== WHAT TO PRODUCE ==
Every line containing the word "Selling" needs to be found and copied.

[Collected data]
####################
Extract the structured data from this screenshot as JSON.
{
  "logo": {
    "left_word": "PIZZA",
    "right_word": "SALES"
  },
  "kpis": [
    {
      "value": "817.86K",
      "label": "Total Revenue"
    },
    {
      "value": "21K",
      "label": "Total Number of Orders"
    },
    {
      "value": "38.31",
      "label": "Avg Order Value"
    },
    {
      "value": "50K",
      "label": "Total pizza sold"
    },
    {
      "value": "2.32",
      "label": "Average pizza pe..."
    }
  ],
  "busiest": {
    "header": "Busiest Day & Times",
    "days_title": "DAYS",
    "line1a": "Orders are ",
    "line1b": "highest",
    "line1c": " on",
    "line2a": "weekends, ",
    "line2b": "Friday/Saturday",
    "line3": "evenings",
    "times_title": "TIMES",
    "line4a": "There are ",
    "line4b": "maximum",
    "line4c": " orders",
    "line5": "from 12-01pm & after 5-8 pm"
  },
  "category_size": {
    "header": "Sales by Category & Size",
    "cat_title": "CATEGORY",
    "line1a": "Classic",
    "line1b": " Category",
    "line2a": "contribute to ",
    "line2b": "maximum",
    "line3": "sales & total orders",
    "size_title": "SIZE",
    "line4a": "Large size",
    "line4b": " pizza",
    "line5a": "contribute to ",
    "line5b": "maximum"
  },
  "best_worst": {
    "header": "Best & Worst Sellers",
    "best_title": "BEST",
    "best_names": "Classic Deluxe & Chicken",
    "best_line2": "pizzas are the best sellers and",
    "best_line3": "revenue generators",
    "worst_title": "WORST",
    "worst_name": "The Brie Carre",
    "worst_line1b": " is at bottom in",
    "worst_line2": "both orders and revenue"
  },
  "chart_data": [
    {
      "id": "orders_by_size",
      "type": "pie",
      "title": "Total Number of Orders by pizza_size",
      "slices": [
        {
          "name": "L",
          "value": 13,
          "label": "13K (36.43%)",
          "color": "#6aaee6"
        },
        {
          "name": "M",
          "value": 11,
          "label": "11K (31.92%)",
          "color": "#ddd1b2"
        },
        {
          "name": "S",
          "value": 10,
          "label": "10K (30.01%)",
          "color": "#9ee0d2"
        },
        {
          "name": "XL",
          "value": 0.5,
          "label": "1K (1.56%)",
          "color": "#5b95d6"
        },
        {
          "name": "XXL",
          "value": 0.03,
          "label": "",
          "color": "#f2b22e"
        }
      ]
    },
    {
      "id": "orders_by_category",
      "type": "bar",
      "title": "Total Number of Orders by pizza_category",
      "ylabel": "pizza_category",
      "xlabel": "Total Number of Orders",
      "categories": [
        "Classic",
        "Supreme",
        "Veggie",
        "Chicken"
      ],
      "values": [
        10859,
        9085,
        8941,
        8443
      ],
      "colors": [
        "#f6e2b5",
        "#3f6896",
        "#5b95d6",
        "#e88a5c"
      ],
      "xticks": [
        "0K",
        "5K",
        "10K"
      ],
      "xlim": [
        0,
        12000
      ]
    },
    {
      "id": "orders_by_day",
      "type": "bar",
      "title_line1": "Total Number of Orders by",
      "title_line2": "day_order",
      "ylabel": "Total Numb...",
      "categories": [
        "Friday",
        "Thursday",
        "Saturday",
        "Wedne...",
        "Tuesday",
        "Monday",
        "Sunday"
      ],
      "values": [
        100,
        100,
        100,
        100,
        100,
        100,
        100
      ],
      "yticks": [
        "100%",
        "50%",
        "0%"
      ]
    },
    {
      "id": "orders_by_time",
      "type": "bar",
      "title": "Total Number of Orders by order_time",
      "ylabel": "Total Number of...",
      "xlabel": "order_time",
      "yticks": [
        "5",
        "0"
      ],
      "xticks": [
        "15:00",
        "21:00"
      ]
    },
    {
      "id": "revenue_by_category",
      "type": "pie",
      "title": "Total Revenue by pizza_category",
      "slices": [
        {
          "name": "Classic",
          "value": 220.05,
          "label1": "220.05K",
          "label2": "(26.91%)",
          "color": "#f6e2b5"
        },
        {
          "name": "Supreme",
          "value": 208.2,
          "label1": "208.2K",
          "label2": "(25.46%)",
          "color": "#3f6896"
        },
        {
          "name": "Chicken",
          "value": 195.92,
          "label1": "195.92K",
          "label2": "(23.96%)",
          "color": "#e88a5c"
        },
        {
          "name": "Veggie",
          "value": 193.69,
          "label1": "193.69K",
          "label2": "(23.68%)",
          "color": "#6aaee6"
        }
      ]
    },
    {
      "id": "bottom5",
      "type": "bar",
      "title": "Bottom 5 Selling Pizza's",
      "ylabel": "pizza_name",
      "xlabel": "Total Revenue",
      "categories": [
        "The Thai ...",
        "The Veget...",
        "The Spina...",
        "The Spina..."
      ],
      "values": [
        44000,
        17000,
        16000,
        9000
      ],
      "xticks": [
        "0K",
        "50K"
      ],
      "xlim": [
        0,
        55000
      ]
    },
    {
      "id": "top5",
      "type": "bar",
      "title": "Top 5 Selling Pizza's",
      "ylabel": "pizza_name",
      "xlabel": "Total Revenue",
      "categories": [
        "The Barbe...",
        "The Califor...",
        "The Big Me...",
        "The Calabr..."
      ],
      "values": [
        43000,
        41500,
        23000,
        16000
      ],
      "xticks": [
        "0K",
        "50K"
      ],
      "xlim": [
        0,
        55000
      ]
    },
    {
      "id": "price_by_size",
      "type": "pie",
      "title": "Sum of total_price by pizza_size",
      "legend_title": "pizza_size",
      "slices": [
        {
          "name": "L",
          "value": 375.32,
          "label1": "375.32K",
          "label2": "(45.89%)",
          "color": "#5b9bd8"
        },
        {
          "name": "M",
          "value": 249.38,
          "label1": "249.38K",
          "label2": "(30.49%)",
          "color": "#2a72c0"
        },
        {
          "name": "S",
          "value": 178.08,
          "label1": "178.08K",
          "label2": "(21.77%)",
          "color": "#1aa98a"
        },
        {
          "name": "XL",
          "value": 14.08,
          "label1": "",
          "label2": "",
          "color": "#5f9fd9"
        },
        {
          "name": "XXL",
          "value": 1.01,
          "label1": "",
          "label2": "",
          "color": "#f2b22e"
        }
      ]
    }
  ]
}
####################
== SOLUTION TO THIS PROBLEM ==
      "title": "Bottom 5 Selling Pizza's",
      "title": "Top 5 Selling Pizza's",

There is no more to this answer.